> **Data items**
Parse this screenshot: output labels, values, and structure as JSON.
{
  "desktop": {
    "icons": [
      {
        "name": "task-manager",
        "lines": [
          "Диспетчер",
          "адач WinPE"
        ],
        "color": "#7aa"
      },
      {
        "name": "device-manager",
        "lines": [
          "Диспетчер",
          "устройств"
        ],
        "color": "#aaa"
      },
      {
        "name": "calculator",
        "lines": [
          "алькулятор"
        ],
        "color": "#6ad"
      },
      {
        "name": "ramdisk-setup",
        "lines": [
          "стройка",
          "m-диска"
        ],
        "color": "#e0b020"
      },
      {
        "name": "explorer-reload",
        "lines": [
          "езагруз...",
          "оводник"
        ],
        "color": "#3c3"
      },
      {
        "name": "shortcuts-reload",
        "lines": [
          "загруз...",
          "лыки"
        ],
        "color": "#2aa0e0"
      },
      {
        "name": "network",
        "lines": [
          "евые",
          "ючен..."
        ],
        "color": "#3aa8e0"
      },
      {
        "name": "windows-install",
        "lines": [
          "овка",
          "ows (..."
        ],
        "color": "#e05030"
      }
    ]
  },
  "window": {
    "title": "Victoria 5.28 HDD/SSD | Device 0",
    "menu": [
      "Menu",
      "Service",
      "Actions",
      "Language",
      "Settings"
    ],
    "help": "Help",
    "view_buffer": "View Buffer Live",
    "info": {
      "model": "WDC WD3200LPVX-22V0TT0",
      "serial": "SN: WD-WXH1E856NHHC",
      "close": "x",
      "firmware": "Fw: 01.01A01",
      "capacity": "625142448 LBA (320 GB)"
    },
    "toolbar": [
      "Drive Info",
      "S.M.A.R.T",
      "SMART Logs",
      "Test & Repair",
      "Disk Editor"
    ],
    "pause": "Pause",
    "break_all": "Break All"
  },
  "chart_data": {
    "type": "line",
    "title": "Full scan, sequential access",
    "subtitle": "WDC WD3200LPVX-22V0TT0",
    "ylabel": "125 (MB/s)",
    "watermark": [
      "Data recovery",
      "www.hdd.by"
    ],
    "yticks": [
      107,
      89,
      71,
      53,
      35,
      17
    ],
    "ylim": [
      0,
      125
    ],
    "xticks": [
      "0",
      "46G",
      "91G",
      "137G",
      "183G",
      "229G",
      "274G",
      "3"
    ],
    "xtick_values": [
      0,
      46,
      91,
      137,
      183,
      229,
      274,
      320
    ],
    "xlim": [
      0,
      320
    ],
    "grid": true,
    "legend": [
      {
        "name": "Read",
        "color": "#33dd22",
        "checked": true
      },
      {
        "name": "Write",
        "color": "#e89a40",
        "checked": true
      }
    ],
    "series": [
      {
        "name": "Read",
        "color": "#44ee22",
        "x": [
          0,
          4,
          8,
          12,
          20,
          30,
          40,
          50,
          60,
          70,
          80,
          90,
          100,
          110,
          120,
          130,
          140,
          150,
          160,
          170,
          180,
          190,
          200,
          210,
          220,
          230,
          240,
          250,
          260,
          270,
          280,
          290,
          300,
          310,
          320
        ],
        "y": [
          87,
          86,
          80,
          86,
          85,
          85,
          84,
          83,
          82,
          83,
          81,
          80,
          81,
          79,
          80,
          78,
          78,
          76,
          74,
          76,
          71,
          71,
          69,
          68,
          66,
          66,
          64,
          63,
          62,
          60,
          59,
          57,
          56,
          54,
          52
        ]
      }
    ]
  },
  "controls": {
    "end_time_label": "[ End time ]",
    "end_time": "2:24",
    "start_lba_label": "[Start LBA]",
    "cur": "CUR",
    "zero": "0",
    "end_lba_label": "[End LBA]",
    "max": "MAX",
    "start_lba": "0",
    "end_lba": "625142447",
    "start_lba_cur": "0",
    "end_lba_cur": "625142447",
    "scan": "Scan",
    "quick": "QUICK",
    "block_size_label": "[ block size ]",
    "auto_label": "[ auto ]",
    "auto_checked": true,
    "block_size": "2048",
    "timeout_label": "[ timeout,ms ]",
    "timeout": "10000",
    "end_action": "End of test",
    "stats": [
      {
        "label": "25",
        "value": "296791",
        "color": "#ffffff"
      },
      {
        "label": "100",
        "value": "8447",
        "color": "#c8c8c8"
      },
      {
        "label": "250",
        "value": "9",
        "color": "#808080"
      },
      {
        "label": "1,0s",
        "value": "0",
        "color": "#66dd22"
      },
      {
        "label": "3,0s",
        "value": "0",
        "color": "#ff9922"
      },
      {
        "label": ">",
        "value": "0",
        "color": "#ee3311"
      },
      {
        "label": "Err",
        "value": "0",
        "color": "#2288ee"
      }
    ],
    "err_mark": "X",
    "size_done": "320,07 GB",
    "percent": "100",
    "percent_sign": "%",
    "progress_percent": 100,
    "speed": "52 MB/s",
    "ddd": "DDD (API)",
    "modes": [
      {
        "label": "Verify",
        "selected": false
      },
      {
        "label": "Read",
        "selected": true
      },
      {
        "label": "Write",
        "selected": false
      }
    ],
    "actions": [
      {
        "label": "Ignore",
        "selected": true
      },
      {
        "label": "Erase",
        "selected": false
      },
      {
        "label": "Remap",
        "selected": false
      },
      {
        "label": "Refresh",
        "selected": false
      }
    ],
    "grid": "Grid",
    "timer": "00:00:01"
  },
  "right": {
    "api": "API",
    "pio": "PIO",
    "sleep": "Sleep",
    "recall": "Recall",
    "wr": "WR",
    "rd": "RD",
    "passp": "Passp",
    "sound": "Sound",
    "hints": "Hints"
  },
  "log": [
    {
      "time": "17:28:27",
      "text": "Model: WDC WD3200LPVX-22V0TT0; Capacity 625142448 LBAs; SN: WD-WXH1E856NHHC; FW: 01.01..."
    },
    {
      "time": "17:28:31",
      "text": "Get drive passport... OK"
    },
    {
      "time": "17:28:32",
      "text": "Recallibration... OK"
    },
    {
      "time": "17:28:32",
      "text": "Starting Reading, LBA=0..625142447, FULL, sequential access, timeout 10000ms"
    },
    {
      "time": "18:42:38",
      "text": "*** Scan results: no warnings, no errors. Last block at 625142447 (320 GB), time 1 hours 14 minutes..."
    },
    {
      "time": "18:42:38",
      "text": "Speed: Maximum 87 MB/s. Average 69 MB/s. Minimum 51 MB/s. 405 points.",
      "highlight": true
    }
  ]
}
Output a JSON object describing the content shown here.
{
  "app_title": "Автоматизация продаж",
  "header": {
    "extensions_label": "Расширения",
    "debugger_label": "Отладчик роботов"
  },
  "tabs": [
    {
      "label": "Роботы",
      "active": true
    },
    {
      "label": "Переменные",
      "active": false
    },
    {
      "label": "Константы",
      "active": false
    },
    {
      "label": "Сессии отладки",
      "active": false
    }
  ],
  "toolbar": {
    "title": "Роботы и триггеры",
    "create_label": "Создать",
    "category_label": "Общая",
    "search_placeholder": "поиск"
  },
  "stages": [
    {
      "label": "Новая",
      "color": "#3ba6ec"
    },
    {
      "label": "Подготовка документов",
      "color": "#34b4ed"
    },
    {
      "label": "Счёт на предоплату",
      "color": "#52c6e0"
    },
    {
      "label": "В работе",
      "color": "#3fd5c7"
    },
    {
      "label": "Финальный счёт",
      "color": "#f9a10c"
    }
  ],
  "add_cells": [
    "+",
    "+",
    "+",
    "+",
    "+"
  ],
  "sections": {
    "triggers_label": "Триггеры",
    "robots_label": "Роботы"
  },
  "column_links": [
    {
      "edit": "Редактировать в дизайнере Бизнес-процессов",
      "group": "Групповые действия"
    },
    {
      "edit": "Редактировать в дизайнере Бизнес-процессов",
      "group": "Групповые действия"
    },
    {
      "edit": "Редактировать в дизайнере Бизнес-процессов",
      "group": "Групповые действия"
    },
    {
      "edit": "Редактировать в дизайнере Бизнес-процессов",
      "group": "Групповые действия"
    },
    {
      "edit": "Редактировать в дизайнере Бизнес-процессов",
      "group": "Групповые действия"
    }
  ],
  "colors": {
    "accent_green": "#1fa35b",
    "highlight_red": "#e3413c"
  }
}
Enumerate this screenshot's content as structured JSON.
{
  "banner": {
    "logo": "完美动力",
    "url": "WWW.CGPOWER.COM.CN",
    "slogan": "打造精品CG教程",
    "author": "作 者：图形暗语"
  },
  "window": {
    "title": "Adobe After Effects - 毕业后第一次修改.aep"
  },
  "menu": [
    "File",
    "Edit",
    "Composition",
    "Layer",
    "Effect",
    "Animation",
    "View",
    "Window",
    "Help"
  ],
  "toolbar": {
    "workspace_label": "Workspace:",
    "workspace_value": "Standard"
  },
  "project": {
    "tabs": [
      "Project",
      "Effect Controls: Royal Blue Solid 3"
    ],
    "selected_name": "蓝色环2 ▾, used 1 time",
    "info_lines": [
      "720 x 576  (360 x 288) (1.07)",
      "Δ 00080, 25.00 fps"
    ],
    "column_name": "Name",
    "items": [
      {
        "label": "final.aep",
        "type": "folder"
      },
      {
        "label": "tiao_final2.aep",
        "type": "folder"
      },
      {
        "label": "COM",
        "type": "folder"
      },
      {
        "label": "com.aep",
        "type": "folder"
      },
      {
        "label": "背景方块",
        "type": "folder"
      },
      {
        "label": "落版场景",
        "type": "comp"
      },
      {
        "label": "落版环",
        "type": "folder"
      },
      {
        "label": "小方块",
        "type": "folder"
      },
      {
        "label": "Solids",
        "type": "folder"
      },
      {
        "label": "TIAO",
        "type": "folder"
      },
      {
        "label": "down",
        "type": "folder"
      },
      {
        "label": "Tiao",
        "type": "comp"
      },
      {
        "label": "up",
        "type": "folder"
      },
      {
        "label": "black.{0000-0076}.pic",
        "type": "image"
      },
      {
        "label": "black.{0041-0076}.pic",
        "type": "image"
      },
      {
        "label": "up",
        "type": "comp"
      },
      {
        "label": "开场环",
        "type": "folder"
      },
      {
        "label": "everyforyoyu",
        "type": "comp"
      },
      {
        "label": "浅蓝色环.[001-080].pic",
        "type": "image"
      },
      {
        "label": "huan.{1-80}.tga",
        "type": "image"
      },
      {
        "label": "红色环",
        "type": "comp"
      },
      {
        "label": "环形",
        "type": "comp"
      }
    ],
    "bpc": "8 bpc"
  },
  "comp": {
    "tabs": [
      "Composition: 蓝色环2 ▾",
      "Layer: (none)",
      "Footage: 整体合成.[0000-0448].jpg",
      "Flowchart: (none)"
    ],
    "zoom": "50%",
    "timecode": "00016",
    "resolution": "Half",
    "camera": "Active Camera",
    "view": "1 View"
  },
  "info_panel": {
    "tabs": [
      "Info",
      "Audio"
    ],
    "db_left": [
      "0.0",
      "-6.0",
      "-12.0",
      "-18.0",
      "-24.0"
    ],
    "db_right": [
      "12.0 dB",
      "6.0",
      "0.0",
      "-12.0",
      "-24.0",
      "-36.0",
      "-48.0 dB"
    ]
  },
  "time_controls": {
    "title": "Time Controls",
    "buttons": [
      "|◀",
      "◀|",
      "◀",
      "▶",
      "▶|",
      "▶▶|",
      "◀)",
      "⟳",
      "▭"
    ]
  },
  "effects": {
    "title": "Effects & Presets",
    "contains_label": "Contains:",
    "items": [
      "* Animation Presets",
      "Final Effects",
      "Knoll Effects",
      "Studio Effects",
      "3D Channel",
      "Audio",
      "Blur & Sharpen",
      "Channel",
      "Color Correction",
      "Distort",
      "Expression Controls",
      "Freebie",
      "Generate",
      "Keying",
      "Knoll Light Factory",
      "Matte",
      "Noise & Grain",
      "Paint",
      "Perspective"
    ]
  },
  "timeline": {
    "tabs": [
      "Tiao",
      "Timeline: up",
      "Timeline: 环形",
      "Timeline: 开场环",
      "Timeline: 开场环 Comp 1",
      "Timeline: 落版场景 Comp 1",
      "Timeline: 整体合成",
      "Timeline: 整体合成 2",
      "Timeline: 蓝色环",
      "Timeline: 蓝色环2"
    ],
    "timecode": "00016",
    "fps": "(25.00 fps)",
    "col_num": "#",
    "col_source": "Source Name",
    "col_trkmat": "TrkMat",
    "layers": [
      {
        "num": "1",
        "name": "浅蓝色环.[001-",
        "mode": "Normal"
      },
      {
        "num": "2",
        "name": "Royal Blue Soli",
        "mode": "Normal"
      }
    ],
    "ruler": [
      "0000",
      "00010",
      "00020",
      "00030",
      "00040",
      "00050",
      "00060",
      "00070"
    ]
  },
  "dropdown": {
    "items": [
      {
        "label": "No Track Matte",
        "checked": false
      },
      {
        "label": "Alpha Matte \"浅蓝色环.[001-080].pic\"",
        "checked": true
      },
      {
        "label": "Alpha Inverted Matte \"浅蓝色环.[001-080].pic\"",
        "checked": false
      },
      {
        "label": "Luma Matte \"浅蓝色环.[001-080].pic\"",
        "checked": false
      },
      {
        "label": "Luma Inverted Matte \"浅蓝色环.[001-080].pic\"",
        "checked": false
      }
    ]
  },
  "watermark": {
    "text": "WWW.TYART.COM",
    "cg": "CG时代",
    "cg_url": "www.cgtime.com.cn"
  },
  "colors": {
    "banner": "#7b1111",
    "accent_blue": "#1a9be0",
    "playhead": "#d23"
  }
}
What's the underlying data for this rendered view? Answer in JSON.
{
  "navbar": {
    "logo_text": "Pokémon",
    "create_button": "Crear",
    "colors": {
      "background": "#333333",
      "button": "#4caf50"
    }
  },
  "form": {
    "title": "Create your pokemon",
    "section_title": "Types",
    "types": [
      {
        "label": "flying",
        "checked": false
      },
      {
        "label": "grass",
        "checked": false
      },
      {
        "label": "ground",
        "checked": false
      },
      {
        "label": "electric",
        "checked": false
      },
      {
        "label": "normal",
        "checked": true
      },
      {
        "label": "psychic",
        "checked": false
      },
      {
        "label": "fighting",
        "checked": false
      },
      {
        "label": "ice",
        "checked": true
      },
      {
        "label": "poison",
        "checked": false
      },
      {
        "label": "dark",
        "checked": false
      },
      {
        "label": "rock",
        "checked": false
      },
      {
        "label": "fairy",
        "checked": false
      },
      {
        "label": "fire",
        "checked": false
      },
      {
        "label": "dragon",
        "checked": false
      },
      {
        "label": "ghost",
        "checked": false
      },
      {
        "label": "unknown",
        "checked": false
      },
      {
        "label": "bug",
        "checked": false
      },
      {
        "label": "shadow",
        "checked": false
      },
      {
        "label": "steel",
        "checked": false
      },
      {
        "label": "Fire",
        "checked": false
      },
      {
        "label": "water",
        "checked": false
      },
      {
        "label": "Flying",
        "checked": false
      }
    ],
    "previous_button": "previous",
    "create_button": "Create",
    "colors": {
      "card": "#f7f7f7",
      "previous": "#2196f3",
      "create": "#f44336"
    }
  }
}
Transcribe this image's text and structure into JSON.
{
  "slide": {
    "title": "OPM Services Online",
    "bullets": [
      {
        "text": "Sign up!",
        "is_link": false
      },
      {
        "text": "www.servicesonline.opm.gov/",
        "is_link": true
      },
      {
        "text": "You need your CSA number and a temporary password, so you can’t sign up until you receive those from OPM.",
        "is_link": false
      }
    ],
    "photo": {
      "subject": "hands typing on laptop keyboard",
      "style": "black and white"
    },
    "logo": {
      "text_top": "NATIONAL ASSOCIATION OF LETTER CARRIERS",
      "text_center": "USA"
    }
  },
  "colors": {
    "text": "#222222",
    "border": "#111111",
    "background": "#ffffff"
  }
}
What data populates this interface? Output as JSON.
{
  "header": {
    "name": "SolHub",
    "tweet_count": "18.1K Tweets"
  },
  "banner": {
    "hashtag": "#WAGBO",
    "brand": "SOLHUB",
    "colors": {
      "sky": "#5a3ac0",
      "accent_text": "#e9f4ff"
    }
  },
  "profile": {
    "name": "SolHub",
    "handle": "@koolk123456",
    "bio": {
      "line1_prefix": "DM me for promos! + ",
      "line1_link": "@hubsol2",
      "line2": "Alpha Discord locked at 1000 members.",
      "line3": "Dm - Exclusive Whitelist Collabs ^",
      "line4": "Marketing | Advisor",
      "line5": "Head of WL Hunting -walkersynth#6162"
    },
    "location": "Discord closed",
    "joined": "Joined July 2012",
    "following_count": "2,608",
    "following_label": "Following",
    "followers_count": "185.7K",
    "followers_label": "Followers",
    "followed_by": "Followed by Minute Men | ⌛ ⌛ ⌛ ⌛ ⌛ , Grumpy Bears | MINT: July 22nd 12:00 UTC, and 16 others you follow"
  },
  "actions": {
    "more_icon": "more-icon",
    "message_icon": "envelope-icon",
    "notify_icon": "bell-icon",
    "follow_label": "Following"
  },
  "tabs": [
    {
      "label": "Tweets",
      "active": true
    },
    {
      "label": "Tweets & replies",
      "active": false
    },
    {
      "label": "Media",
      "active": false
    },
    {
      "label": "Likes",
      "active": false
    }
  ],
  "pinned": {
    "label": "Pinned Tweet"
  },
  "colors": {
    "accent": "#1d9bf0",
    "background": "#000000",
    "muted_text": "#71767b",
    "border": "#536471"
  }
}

> **TASK**
Reproduce each line from the records that contains the word "Royal".

> **EXERCISE RESPONSE**
      "Effect Controls: Royal Blue Solid 3"
        "name": "Royal Blue Soli",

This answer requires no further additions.